(WORK TO COMPLETE): Return all lines with the word "yerr" in them.

....

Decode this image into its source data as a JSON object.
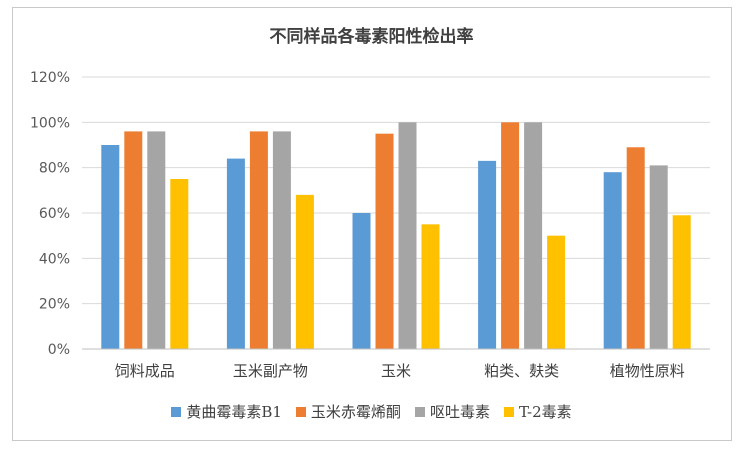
{
  "chart_data": {
    "type": "bar",
    "title": "不同样品各毒素阳性检出率",
    "xlabel": "",
    "ylabel": "",
    "categories": [
      "饲料成品",
      "玉米副产物",
      "玉米",
      "粕类、麸类",
      "植物性原料"
    ],
    "series": [
      {
        "name": "黄曲霉毒素B1",
        "color": "#5b9bd5",
        "values": [
          90,
          84,
          60,
          83,
          78
        ]
      },
      {
        "name": "玉米赤霉烯酮",
        "color": "#ed7d31",
        "values": [
          96,
          96,
          95,
          100,
          89
        ]
      },
      {
        "name": "呕吐毒素",
        "color": "#a5a5a5",
        "values": [
          96,
          96,
          100,
          100,
          81
        ]
      },
      {
        "name": "T-2毒素",
        "color": "#ffc000",
        "values": [
          75,
          68,
          55,
          50,
          59
        ]
      }
    ],
    "ylim": [
      0,
      120
    ],
    "yticks": [
      0,
      20,
      40,
      60,
      80,
      100,
      120
    ],
    "ytick_labels": [
      "0%",
      "20%",
      "40%",
      "60%",
      "80%",
      "100%",
      "120%"
    ],
    "grid": true,
    "legend_position": "bottom"
  },
  "colors": {
    "gridline": "#d9d9d9",
    "axis": "#bfbfbf"
  }
}
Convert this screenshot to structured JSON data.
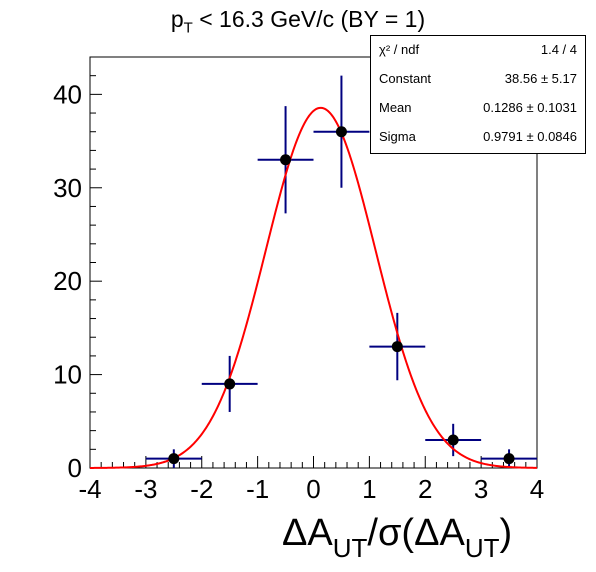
{
  "chart_data": {
    "type": "scatter",
    "title": {
      "p": "p",
      "p_sub": "T",
      "rest": " < 16.3 GeV/c (BY = 1)"
    },
    "xlabel": {
      "part1": "ΔA",
      "sub1": "UT",
      "part2": "/σ(ΔA",
      "sub2": "UT",
      "part3": ")"
    },
    "xlim": [
      -4,
      4
    ],
    "ylim": [
      0,
      44
    ],
    "xticks": [
      -4,
      -3,
      -2,
      -1,
      0,
      1,
      2,
      3,
      4
    ],
    "yticks": [
      0,
      10,
      20,
      30,
      40
    ],
    "grid": false,
    "points": [
      {
        "x": -2.5,
        "y": 1,
        "xerr": 0.5,
        "yerr": 1.0
      },
      {
        "x": -1.5,
        "y": 9,
        "xerr": 0.5,
        "yerr": 3.0
      },
      {
        "x": -0.5,
        "y": 33,
        "xerr": 0.5,
        "yerr": 5.74
      },
      {
        "x": 0.5,
        "y": 36,
        "xerr": 0.5,
        "yerr": 6.0
      },
      {
        "x": 1.5,
        "y": 13,
        "xerr": 0.5,
        "yerr": 3.61
      },
      {
        "x": 2.5,
        "y": 3,
        "xerr": 0.5,
        "yerr": 1.73
      },
      {
        "x": 3.5,
        "y": 1,
        "xerr": 0.5,
        "yerr": 1.0
      }
    ],
    "fit": {
      "function": "gaus",
      "constant": 38.56,
      "mean": 0.1286,
      "sigma": 0.9791
    },
    "colors": {
      "markers": "#000000",
      "errorbars": "#000080",
      "fit": "#ff0000"
    }
  },
  "stats_box": {
    "rows": [
      {
        "label": "χ² / ndf",
        "value": "1.4 / 4"
      },
      {
        "label": "Constant",
        "value": "38.56 ± 5.17"
      },
      {
        "label": "Mean",
        "value": "0.1286 ± 0.1031"
      },
      {
        "label": "Sigma",
        "value": "0.9791 ± 0.0846"
      }
    ]
  }
}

....

(SOLUTION FOR THIS PROBLEM):
        "yerr": 1.0
        "yerr": 3.0
        "yerr": 5.74
        "yerr": 6.0
        "yerr": 3.61
        "yerr": 1.73
        "yerr": 1.0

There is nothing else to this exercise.